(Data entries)
_ _ _

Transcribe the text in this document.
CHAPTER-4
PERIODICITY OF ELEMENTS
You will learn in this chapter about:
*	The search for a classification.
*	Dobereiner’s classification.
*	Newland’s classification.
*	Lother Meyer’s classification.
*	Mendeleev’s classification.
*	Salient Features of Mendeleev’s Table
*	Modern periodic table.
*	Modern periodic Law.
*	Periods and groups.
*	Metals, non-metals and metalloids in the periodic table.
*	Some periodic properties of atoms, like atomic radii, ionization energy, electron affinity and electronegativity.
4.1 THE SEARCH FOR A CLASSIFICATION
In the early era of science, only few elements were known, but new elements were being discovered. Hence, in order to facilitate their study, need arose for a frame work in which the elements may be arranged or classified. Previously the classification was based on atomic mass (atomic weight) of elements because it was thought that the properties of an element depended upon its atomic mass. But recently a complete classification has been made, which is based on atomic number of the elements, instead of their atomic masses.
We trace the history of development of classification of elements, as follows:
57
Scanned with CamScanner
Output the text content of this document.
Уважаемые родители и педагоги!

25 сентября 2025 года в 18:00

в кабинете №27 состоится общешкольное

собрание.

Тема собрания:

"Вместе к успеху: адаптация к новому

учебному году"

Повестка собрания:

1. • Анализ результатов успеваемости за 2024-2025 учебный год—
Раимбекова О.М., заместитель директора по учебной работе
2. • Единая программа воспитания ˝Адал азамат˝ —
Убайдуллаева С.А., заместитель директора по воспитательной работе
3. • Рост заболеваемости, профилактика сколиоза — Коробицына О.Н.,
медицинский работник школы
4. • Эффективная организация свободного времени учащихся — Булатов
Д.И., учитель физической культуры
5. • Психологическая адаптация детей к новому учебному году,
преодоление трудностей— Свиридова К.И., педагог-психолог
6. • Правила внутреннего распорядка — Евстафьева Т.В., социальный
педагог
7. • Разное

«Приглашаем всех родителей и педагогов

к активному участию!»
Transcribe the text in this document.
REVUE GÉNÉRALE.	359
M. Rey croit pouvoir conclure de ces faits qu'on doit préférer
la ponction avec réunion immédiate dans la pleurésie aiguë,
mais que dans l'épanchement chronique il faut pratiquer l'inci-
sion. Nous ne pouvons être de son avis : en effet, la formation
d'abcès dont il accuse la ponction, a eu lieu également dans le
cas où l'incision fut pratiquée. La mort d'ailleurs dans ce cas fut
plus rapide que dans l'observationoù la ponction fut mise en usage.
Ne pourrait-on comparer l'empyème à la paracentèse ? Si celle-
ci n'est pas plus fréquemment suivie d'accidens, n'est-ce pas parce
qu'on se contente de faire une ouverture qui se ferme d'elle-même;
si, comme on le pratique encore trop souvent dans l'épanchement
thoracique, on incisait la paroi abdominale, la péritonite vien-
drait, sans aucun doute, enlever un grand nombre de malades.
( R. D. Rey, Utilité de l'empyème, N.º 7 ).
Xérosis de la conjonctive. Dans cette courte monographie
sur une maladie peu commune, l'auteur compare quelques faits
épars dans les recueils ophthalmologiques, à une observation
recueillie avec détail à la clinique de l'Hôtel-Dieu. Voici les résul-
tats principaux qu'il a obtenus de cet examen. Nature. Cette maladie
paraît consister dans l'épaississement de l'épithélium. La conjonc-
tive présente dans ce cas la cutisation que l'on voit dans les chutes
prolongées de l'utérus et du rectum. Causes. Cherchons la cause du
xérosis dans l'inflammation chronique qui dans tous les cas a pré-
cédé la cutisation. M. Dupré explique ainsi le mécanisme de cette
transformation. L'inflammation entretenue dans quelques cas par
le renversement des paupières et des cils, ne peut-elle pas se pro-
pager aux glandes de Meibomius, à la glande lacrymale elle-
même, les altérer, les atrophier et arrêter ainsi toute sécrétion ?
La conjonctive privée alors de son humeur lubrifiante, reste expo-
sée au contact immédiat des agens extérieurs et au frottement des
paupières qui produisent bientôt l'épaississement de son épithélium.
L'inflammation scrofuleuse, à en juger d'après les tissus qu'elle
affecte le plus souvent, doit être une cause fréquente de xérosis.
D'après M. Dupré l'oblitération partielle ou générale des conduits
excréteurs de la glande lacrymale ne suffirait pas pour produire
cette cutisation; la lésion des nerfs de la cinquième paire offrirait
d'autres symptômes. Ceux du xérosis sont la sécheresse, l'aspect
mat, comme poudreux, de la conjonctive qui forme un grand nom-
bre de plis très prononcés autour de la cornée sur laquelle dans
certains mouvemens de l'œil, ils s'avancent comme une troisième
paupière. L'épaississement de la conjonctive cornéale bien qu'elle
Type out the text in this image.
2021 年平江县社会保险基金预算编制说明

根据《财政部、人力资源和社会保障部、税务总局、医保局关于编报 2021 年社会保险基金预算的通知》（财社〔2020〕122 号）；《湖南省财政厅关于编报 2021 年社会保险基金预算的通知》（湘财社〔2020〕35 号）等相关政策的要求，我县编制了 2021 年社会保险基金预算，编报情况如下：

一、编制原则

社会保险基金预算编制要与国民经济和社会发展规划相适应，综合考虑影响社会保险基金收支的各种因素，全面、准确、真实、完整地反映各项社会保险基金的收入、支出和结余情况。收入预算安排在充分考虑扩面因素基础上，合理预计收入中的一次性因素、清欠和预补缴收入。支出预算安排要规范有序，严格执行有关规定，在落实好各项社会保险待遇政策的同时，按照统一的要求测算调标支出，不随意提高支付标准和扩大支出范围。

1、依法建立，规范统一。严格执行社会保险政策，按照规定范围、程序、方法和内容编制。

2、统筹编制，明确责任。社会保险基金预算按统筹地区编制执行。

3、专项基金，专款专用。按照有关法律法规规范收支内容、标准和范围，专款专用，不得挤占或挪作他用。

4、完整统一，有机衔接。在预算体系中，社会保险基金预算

_ _ _

**WHAT IS ASKED:**
Find how many lines of the listing include the string "inflammation" and give that number, nothing else.

**RESULT BELOW:**
3